Finally, when we have completed the Trellis, we can do backtracking from the final state following the backpointers all the way to the initial frame.

In [9]:
print("Key results for Viterbi Pass\n================================")
print("Sequence Probability: %.4f \nEnd-state: %d" %(tr.seq_prob,tr.end_state))
print("Alignment:",tr.hmm.states[tr.backtrace()])
Key results for Viterbi Pass
================================
Sequence Probability: 0.0136 
End-state: 2
Alignment: [0 1 1 2 2]
In [10]:
tr.print_trellis(X=Xl)
Observations

0 1 2 3 4
X A B B A B
Observation Probabilities

0 1 2 3 4
0 0.700 0.300 0.300 0.700 0.300
1 0.100 0.900 0.900 0.100 0.900
2 0.600 0.400 0.400 0.600 0.400
Trellis Probabilities (Viterbi)

WHAT YOU HAVE TO DO
Copy the Viterbi excerpt above word for word, from "Finally, when we" up to and including "tr.print_trellis(X=Xl)".

SOURCE DATA
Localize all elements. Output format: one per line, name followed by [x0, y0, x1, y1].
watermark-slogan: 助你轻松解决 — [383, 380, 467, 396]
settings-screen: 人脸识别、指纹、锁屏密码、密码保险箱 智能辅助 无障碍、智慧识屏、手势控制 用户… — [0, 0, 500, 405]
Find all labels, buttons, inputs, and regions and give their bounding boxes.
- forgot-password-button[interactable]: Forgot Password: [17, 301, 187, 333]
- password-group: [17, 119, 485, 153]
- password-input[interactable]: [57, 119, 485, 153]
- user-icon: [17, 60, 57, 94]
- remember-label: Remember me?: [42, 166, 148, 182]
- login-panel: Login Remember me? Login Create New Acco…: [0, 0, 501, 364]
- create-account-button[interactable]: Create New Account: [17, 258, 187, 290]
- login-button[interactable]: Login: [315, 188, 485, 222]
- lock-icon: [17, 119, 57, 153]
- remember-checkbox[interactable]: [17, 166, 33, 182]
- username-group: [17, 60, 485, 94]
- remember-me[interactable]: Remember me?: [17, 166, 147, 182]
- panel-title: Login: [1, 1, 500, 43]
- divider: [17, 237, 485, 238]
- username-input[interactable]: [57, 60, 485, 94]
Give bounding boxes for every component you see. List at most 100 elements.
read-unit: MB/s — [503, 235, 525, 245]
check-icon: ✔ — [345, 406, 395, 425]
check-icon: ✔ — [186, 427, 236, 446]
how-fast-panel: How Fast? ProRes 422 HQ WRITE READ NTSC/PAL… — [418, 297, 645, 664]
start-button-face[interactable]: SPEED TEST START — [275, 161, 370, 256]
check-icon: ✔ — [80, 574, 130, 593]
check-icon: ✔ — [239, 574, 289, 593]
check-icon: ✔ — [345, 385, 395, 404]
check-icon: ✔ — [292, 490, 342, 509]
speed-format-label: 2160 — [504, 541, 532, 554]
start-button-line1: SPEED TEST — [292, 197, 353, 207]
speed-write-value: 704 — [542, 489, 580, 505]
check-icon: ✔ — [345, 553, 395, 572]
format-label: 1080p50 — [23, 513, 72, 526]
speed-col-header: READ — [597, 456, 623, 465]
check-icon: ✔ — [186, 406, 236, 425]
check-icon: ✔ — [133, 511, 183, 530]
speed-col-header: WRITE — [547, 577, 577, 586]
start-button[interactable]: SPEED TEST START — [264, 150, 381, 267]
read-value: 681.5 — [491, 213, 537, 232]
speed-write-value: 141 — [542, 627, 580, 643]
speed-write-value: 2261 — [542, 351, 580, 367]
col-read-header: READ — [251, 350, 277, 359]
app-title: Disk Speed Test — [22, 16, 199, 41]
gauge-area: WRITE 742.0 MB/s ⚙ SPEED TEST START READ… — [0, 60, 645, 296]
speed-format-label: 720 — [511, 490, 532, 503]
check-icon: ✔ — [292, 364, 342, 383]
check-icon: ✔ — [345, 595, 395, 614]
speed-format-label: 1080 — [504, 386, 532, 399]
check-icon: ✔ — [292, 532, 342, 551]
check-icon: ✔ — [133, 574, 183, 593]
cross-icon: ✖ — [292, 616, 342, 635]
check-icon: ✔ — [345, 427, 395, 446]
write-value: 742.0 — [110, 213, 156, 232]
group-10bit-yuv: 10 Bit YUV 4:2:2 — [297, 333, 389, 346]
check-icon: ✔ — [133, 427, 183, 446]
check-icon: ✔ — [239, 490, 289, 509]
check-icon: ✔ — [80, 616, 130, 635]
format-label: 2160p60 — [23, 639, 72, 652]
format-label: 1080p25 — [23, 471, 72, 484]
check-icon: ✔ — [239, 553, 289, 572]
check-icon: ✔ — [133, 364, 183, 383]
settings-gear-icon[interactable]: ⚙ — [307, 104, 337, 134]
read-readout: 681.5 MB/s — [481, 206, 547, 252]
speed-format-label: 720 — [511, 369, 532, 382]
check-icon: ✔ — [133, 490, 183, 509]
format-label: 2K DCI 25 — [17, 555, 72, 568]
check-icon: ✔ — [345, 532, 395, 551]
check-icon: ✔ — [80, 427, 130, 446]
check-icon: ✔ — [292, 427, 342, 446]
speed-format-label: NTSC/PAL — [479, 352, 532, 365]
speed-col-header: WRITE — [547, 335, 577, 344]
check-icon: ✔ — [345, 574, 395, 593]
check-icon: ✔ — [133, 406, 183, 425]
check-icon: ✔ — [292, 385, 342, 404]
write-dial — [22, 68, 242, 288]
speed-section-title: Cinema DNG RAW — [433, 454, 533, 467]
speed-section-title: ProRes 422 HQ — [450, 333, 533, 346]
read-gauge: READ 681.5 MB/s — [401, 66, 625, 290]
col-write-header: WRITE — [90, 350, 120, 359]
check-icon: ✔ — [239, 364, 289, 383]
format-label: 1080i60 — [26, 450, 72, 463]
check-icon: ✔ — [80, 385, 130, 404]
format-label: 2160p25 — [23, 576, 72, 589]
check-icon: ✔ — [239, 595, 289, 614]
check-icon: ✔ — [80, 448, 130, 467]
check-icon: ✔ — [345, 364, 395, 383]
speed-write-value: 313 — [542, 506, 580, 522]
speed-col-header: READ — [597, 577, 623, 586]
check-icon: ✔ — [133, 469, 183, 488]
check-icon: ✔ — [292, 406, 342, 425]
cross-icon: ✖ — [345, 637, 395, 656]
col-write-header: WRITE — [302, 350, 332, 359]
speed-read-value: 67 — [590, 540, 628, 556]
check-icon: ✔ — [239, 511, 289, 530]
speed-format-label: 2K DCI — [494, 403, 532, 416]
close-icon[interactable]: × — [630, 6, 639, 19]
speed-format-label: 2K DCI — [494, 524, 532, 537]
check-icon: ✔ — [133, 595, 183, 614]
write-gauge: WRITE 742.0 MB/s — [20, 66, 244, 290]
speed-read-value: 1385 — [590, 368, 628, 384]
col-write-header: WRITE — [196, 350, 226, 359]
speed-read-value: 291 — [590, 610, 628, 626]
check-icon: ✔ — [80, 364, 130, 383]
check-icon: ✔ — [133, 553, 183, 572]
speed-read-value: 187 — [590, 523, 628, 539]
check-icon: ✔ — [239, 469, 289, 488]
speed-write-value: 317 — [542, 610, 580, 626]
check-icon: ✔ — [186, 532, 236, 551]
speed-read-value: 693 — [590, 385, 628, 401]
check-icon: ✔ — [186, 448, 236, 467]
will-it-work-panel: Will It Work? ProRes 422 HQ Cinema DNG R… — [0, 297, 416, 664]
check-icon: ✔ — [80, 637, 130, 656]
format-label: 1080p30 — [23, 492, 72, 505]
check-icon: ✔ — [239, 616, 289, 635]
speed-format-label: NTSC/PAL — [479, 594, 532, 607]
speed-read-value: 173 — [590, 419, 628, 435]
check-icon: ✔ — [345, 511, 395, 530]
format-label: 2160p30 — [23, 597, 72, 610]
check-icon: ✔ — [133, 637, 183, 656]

ANSWER SPACE
Finally, when we have completed the Trellis, we can do backtracking from the final state following the backpointers all the way to the initial frame.

In [9]:
print("Key results for Viterbi Pass\n================================")
print("Sequence Probability: %.4f \nEnd-state: %d" %(tr.seq_prob,tr.end_state))
print("Alignment:",tr.hmm.states[tr.backtrace()])
Key results for Viterbi Pass
================================
Sequence Probability: 0.0136 
End-state: 2
Alignment: [0 1 1 2 2]
In [10]:
tr.print_trellis(X=Xl)